Wenn der Postmann fahren lernt

Quierschied · Fünf Tage pro Woche sind die Zusteller der Post auf der Straße unterwegs. Da ist sicheres Fahren unabdingbar. Auf dem Verkehrsübungsplatz in Fischbach lernen die Post-Azubis nicht nur Fahren – sondern auch Sitzen.

 Fahrsicherheitstrainer Karl Heinz Wunn erklärt Azubi Sebastian Guht, wie er sein Postauto bei Gefahr am schnellsten zum Stehen bringt. Foto: Becker&Bredel

Fahrsicherheitstrainer Karl Heinz Wunn erklärt Azubi Sebastian Guht, wie er sein Postauto bei Gefahr am schnellsten zum Stehen bringt. Foto: Becker&Bredel

Foto: Becker&Bredel

Der schwarze Kleinwagen gibt Gas. Das Auto ist schon älter, vorne prangt ein französisches Nummernschild, die Beifahrertür ist etwas eingedellt. Jasmina Jakobs sitzt am Steuer, sie fixiert zwei Plastikstangen, die vor ihr stehen. Die Stangen kommen näher und näher. Jasmina tritt auf die Kupplung und die Bremse, so fest und schnell sie kann. Ihre Reifen bleiben stehen, quietschen, das Auto rutscht noch zehn Meter weiter. Weißer Rauch qualmt hinter dem Auto hervor, die Reifen haben zwei schwarze Bremsspuren auf den Asphalt gezeichnet. "Aaaha!", ruft Karl Heinz Wunn in sein Funkgerät. "So soll das aussehen!" Im dritten Anlauf hat Jasmina die Gefahrenbremsung geschafft.
+++
ARBEITSANWEISUNGEN.
1 > Beantworte zum Artikel über das Fahrtraining der Post-Azubis diese Fragen:
(a) An wie vielen Tagen pro Woche sind die Zusteller der Post auf der Straße unterwegs?
(b) In welchem Ort liegt der Verkehrsübungsplatz?
(c) Im wievielten Anlauf gelingt Jasmina Jakobs die Gefahrenbremsung?
2 > Wie könnte der Artikel über das Fahrtraining der Post-Azubis nach seinem letzten Satz weitergehen? Schreib die Fortsetzung.
+++
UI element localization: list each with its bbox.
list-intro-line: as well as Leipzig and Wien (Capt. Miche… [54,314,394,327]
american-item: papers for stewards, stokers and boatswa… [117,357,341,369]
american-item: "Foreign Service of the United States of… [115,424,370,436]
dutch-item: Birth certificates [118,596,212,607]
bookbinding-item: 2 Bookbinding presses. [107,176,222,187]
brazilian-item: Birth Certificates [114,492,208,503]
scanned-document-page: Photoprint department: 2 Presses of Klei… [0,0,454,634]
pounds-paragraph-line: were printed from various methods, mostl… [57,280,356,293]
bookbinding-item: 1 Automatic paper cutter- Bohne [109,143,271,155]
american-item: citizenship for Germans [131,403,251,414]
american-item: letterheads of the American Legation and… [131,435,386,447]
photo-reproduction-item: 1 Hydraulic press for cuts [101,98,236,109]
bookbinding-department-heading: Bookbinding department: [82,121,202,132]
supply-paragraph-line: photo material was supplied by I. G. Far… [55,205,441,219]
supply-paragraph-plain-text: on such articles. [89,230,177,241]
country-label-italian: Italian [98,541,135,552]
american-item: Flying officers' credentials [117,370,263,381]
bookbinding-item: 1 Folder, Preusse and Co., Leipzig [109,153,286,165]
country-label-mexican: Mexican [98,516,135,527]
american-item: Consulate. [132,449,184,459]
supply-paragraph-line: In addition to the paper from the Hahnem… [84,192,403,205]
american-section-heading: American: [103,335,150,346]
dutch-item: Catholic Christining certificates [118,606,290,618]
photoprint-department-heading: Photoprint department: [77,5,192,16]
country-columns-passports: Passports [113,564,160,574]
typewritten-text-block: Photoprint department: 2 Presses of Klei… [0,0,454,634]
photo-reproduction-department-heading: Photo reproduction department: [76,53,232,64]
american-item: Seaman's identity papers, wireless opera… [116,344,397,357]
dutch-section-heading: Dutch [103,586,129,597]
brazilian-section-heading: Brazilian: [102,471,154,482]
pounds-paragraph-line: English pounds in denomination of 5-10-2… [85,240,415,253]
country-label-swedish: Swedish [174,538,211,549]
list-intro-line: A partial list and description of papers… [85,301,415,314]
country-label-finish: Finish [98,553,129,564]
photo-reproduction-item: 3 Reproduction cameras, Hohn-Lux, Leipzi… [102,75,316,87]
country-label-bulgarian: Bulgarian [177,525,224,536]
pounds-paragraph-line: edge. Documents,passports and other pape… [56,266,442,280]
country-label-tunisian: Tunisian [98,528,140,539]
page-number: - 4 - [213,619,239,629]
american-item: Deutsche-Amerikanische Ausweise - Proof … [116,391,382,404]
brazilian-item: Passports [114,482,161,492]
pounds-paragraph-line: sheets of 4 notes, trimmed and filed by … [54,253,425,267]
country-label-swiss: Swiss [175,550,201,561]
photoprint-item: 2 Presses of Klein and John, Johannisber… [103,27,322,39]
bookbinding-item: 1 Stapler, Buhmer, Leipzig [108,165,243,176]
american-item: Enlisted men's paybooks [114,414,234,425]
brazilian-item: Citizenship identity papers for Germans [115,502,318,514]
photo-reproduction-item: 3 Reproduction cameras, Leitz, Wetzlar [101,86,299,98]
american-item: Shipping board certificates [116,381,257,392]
+++
ERGEBNISSE.
1 >
(a) An fünf Tagen.
(b) In Fischbach.
(c) Im dritten Anlauf.

2 >
Ständig auf der Straße

Zwei Stunden früher: Jasmina sitzt mit elf anderen Azubis der Post im Vorbereitungsraum auf dem Verkehrsübungsplatz in Fischbach. Wunn ist heute ihr Trainer. Vor den Azubis liegt ein Tag Fahrsicherheitstraining, Teil der Ausbildung bei der Post. "Denn die Zusteller sind später fünf Tage die Woche auf der Straße unterwegs", sagt Hermann Stillenmunkes, Post-Ausbilder in Saarbrücken. Im Vorbereitungsraum, einer urigen kleinen Holzhütte, erzählt Trainer Wunn, was seine Schüler heute erwartet - und was Gefahr im Verkehr bedeutet. Seine grauen Haare wackeln, wenn er spricht. "Vor euch rennt ein Kind auf die Straße. Was machen wir?", beginnt er zu erzählen. Plötzlich springt er kurz nach vorne, versteift Hals und Hände und ruft: "Oh Gott, Kind!" Einige Azubis reißen ihre Augen auf, Wunns Gesicht bekommt einen tief rosafarbenen Ton. Dann wird er wieder ruhiger und ergänzt: "Wir erschrecken. Jeder."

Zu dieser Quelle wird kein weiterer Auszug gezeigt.